• MATERIAL FOR THIS EXERCISE:
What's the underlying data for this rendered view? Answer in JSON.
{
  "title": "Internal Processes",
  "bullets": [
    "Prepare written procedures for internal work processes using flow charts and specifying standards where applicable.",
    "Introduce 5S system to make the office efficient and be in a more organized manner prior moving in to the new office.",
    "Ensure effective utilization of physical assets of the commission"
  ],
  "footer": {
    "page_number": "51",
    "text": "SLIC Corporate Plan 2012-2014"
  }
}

• REQUIRED TASK: Copy the records above exactly.

• THE SOLUTION:
What's the underlying data for this rendered view? Answer in JSON.
{
  "title": "Internal Processes",
  "bullets": [
    "Prepare written procedures for internal work processes using flow charts and specifying standards where applicable.",
    "Introduce 5S system to make the office efficient and be in a more organized manner prior moving in to the new office.",
    "Ensure effective utilization of physical assets of the commission"
  ],
  "footer": {
    "page_number": "51",
    "text": "SLIC Corporate Plan 2012-2014"
  }
}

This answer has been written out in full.